Copy out each line that includes the word "with".

** START **

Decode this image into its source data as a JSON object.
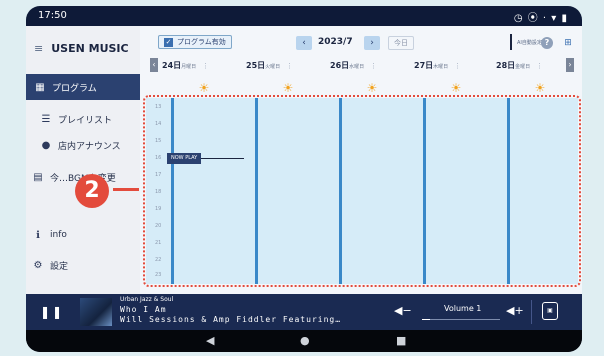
{
  "status_bar": {
    "time": "17:50",
    "icons": "◷ ⦿ · ▾ ▮"
  },
  "sidebar": {
    "menu_icon": "≡",
    "brand": "USEN MUSIC",
    "items": [
      {
        "icon": "▦",
        "label": "プログラム",
        "active": true
      },
      {
        "icon": "☰",
        "label": "プレイリスト",
        "active": false
      },
      {
        "icon": "●",
        "label": "店内アナウンス",
        "active": false
      },
      {
        "icon": "▤",
        "label": "今…BGMを変更",
        "active": false
      },
      {
        "icon": "ℹ",
        "label": "info",
        "active": false
      },
      {
        "icon": "⚙",
        "label": "設定",
        "active": false
      }
    ]
  },
  "toolbar": {
    "program_toggle_label": "プログラム有効",
    "checkmark": "✓",
    "prev": "‹",
    "month": "2023/7",
    "next": "›",
    "today": "今日",
    "ai_label": "AI自動設定",
    "help": "?",
    "layout_icon": "⊞"
  },
  "dates": {
    "prev": "‹",
    "next": "›",
    "days": [
      {
        "day": "24日",
        "weekday": "月曜日",
        "weather": "☀"
      },
      {
        "day": "25日",
        "weekday": "火曜日",
        "weather": "☀"
      },
      {
        "day": "26日",
        "weekday": "水曜日",
        "weather": "☀"
      },
      {
        "day": "27日",
        "weekday": "木曜日",
        "weather": "☀"
      },
      {
        "day": "28日",
        "weekday": "金曜日",
        "weather": "☀"
      }
    ],
    "more_icon": "⋮"
  },
  "schedule": {
    "hours": [
      "13",
      "14",
      "15",
      "16",
      "17",
      "18",
      "19",
      "20",
      "21",
      "22",
      "23"
    ],
    "now_label": "NOW PLAY"
  },
  "callout": {
    "number": "2"
  },
  "player": {
    "pause_icon": "❚❚",
    "genre": "Urban Jazz & Soul",
    "title": "Who I Am",
    "artist": "Will Sessions & Amp Fiddler Featuring…",
    "volume_label": "Volume 1",
    "volume_level": 0.1,
    "vol_down_icon": "◀−",
    "vol_up_icon": "◀+",
    "radio_icon": "▣"
  },
  "android_nav": {
    "back": "◀",
    "home": "●",
    "recents": "■"
  },
  "colors": {
    "navy": "#1a2a52",
    "accent_blue": "#3a88c8",
    "highlight_red": "#e34b3c",
    "sun_orange": "#f2a31f"
  }
}
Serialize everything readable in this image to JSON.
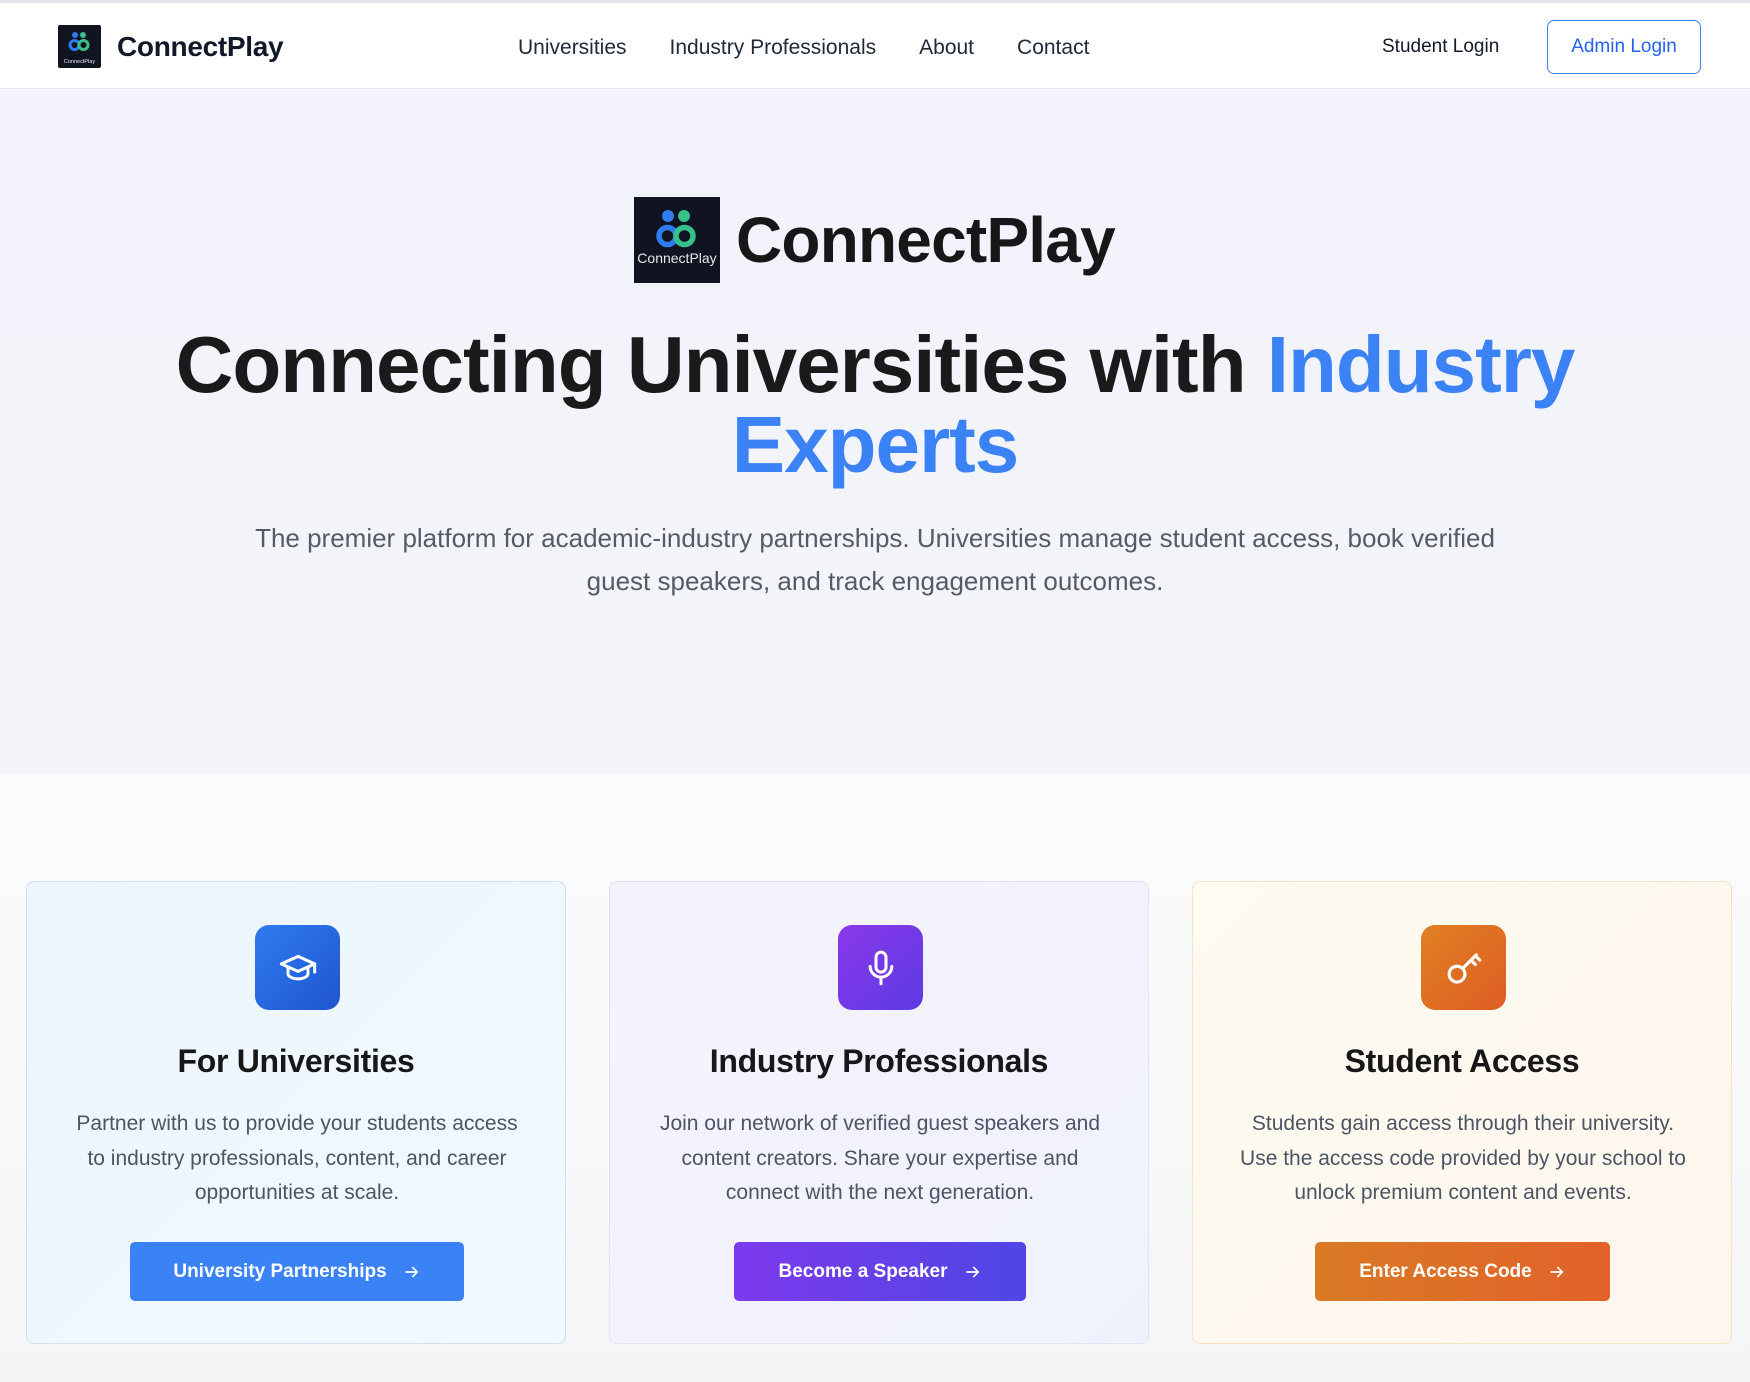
{
  "nav": {
    "brand": "ConnectPlay",
    "links": [
      "Universities",
      "Industry Professionals",
      "About",
      "Contact"
    ],
    "student_login": "Student Login",
    "admin_login": "Admin Login"
  },
  "hero": {
    "brand": "ConnectPlay",
    "logo_caption": "ConnectPlay",
    "title_main": "Connecting Universities with ",
    "title_accent": "Industry Experts",
    "subtitle": "The premier platform for academic-industry partnerships. Universities manage student access, book verified guest speakers, and track engagement outcomes."
  },
  "cards": [
    {
      "icon": "graduation-cap-icon",
      "title": "For Universities",
      "text": "Partner with us to provide your students access to industry professionals, content, and career opportunities at scale.",
      "button": "University Partnerships"
    },
    {
      "icon": "microphone-icon",
      "title": "Industry Professionals",
      "text": "Join our network of verified guest speakers and content creators. Share your expertise and connect with the next generation.",
      "button": "Become a Speaker"
    },
    {
      "icon": "key-icon",
      "title": "Student Access",
      "text": "Students gain access through their university. Use the access code provided by your school to unlock premium content and events.",
      "button": "Enter Access Code"
    }
  ],
  "colors": {
    "accent": "#3b82f6",
    "purple": "#7c3aed",
    "orange": "#e0702a"
  }
}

** END **

= OUTPUT BELOW =
    "title_main": "Connecting Universities with ",
      "text": "Partner with us to provide your students access to industry professionals, content, and career opportunities at scale.",
      "text": "Join our network of verified guest speakers and content creators. Share your expertise and connect with the next generation.",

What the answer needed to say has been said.